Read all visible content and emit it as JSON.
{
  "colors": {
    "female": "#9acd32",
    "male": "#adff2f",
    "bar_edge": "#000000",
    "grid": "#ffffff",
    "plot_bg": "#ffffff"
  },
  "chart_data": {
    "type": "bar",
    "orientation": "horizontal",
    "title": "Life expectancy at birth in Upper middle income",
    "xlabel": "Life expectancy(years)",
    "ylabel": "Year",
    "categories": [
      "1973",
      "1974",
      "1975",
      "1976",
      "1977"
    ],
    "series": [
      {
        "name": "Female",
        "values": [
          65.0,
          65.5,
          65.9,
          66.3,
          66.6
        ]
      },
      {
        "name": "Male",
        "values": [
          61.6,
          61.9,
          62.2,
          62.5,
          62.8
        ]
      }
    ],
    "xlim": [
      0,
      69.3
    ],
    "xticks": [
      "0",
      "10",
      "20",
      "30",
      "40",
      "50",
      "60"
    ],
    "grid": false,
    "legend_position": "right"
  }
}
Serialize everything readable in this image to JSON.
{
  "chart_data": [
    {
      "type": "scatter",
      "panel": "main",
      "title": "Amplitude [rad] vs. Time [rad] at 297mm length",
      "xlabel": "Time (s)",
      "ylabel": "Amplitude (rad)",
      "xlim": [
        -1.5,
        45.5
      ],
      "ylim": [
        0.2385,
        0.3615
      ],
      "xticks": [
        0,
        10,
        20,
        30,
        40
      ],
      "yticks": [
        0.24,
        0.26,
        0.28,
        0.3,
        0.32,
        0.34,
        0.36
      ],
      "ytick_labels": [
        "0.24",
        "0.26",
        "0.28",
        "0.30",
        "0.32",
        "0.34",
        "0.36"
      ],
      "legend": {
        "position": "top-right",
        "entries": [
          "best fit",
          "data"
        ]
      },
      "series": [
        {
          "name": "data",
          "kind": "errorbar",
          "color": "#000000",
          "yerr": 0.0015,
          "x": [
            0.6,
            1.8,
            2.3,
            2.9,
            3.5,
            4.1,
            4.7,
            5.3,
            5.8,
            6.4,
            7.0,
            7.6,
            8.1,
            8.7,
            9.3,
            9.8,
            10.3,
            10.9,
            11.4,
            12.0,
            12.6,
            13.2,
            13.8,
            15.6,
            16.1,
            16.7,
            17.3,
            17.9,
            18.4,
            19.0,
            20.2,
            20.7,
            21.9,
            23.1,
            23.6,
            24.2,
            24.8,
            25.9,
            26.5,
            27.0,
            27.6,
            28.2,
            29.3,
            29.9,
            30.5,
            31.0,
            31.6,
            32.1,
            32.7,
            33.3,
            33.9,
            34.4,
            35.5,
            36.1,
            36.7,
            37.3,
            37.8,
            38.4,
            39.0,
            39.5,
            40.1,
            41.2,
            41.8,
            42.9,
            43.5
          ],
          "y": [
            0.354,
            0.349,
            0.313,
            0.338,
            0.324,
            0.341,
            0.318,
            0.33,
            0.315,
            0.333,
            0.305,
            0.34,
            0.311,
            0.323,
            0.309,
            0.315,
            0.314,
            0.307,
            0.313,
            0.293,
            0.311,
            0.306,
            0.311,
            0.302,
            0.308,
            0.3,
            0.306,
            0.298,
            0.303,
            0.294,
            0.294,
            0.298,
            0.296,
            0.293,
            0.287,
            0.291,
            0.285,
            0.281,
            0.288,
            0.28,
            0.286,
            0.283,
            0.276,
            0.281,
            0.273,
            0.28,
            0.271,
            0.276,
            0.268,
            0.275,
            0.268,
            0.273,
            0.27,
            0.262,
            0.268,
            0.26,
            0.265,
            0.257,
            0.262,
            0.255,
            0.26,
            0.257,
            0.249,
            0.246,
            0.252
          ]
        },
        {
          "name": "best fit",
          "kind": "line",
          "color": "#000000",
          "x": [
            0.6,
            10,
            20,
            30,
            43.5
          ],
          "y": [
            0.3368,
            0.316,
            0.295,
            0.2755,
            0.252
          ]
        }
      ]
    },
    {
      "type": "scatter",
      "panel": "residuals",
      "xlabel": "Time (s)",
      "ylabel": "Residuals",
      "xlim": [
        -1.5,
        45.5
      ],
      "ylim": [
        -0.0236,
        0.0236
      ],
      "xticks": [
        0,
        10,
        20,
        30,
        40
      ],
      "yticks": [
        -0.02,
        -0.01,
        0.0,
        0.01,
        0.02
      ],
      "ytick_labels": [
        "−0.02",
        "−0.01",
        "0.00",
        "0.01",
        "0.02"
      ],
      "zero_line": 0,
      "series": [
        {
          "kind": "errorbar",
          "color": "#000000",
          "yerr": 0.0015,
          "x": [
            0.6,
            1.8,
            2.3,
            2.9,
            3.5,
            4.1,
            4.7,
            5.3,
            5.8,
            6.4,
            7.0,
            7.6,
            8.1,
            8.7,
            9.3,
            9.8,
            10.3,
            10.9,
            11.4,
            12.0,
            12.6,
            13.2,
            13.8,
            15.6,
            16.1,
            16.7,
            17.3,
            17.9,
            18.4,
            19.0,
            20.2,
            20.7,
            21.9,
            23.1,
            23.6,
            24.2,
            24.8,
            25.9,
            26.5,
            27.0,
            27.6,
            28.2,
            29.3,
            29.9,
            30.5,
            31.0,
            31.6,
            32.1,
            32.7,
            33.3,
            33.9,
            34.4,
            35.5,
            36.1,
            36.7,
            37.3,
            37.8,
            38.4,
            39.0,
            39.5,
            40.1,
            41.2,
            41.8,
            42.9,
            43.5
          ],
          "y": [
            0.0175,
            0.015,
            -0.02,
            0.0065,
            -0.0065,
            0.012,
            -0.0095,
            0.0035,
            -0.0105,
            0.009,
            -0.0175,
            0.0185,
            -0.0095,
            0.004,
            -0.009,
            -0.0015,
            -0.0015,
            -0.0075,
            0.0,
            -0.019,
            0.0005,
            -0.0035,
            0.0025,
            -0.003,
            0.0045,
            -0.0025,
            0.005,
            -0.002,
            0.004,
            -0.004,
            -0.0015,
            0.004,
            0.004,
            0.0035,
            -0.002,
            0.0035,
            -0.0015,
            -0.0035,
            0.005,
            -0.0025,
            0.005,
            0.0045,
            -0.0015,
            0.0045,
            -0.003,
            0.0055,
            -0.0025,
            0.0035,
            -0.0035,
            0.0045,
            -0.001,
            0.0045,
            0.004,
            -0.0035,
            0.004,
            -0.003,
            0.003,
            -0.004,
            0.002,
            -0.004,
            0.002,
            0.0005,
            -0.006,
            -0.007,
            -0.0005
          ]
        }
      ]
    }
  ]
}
^^^^^^^^^^^^^^^^
EXERCISE PROMPT = Nothing should be left out: repeat all of the data exactly.

REPLY TO THE TASK =
Read all visible content and emit it as JSON.
{
  "colors": {
    "female": "#9acd32",
    "male": "#adff2f",
    "bar_edge": "#000000",
    "grid": "#ffffff",
    "plot_bg": "#ffffff"
  },
  "chart_data": {
    "type": "bar",
    "orientation": "horizontal",
    "title": "Life expectancy at birth in Upper middle income",
    "xlabel": "Life expectancy(years)",
    "ylabel": "Year",
    "categories": [
      "1973",
      "1974",
      "1975",
      "1976",
      "1977"
    ],
    "series": [
      {
        "name": "Female",
        "values": [
          65.0,
          65.5,
          65.9,
          66.3,
          66.6
        ]
      },
      {
        "name": "Male",
        "values": [
          61.6,
          61.9,
          62.2,
          62.5,
          62.8
        ]
      }
    ],
    "xlim": [
      0,
      69.3
    ],
    "xticks": [
      "0",
      "10",
      "20",
      "30",
      "40",
      "50",
      "60"
    ],
    "grid": false,
    "legend_position": "right"
  }
}
Serialize everything readable in this image to JSON.
{
  "chart_data": [
    {
      "type": "scatter",
      "panel": "main",
      "title": "Amplitude [rad] vs. Time [rad] at 297mm length",
      "xlabel": "Time (s)",
      "ylabel": "Amplitude (rad)",
      "xlim": [
        -1.5,
        45.5
      ],
      "ylim": [
        0.2385,
        0.3615
      ],
      "xticks": [
        0,
        10,
        20,
        30,
        40
      ],
      "yticks": [
        0.24,
        0.26,
        0.28,
        0.3,
        0.32,
        0.34,
        0.36
      ],
      "ytick_labels": [
        "0.24",
        "0.26",
        "0.28",
        "0.30",
        "0.32",
        "0.34",
        "0.36"
      ],
      "legend": {
        "position": "top-right",
        "entries": [
          "best fit",
          "data"
        ]
      },
      "series": [
        {
          "name": "data",
          "kind": "errorbar",
          "color": "#000000",
          "yerr": 0.0015,
          "x": [
            0.6,
            1.8,
            2.3,
            2.9,
            3.5,
            4.1,
            4.7,
            5.3,
            5.8,
            6.4,
            7.0,
            7.6,
            8.1,
            8.7,
            9.3,
            9.8,
            10.3,
            10.9,
            11.4,
            12.0,
            12.6,
            13.2,
            13.8,
            15.6,
            16.1,
            16.7,
            17.3,
            17.9,
            18.4,
            19.0,
            20.2,
            20.7,
            21.9,
            23.1,
            23.6,
            24.2,
            24.8,
            25.9,
            26.5,
            27.0,
            27.6,
            28.2,
            29.3,
            29.9,
            30.5,
            31.0,
            31.6,
            32.1,
            32.7,
            33.3,
            33.9,
            34.4,
            35.5,
            36.1,
            36.7,
            37.3,
            37.8,
            38.4,
            39.0,
            39.5,
            40.1,
            41.2,
            41.8,
            42.9,
            43.5
          ],
          "y": [
            0.354,
            0.349,
            0.313,
            0.338,
            0.324,
            0.341,
            0.318,
            0.33,
            0.315,
            0.333,
            0.305,
            0.34,
            0.311,
            0.323,
            0.309,
            0.315,
            0.314,
            0.307,
            0.313,
            0.293,
            0.311,
            0.306,
            0.311,
            0.302,
            0.308,
            0.3,
            0.306,
            0.298,
            0.303,
            0.294,
            0.294,
            0.298,
            0.296,
            0.293,
            0.287,
            0.291,
            0.285,
            0.281,
            0.288,
            0.28,
            0.286,
            0.283,
            0.276,
            0.281,
            0.273,
            0.28,
            0.271,
            0.276,
            0.268,
            0.275,
            0.268,
            0.273,
            0.27,
            0.262,
            0.268,
            0.26,
            0.265,
            0.257,
            0.262,
            0.255,
            0.26,
            0.257,
            0.249,
            0.246,
            0.252
          ]
        },
        {
          "name": "best fit",
          "kind": "line",
          "color": "#000000",
          "x": [
            0.6,
            10,
            20,
            30,
            43.5
          ],
          "y": [
            0.3368,
            0.316,
            0.295,
            0.2755,
            0.252
          ]
        }
      ]
    },
    {
      "type": "scatter",
      "panel": "residuals",
      "xlabel": "Time (s)",
      "ylabel": "Residuals",
      "xlim": [
        -1.5,
        45.5
      ],
      "ylim": [
        -0.0236,
        0.0236
      ],
      "xticks": [
        0,
        10,
        20,
        30,
        40
      ],
      "yticks": [
        -0.02,
        -0.01,
        0.0,
        0.01,
        0.02
      ],
      "ytick_labels": [
        "−0.02",
        "−0.01",
        "0.00",
        "0.01",
        "0.02"
      ],
      "zero_line": 0,
      "series": [
        {
          "kind": "errorbar",
          "color": "#000000",
          "yerr": 0.0015,
          "x": [
            0.6,
            1.8,
            2.3,
            2.9,
            3.5,
            4.1,
            4.7,
            5.3,
            5.8,
            6.4,
            7.0,
            7.6,
            8.1,
            8.7,
            9.3,
            9.8,
            10.3,
            10.9,
            11.4,
            12.0,
            12.6,
            13.2,
            13.8,
            15.6,
            16.1,
            16.7,
            17.3,
            17.9,
            18.4,
            19.0,
            20.2,
            20.7,
            21.9,
            23.1,
            23.6,
            24.2,
            24.8,
            25.9,
            26.5,
            27.0,
            27.6,
            28.2,
            29.3,
            29.9,
            30.5,
            31.0,
            31.6,
            32.1,
            32.7,
            33.3,
            33.9,
            34.4,
            35.5,
            36.1,
            36.7,
            37.3,
            37.8,
            38.4,
            39.0,
            39.5,
            40.1,
            41.2,
            41.8,
            42.9,
            43.5
          ],
          "y": [
            0.0175,
            0.015,
            -0.02,
            0.0065,
            -0.0065,
            0.012,
            -0.0095,
            0.0035,
            -0.0105,
            0.009,
            -0.0175,
            0.0185,
            -0.0095,
            0.004,
            -0.009,
            -0.0015,
            -0.0015,
            -0.0075,
            0.0,
            -0.019,
            0.0005,
            -0.0035,
            0.0025,
            -0.003,
            0.0045,
            -0.0025,
            0.005,
            -0.002,
            0.004,
            -0.004,
            -0.0015,
            0.004,
            0.004,
            0.0035,
            -0.002,
            0.0035,
            -0.0015,
            -0.0035,
            0.005,
            -0.0025,
            0.005,
            0.0045,
            -0.0015,
            0.0045,
            -0.003,
            0.0055,
            -0.0025,
            0.0035,
            -0.0035,
            0.0045,
            -0.001,
            0.0045,
            0.004,
            -0.0035,
            0.004,
            -0.003,
            0.003,
            -0.004,
            0.002,
            -0.004,
            0.002,
            0.0005,
            -0.006,
            -0.007,
            -0.0005
          ]
        }
      ]
    }
  ]
}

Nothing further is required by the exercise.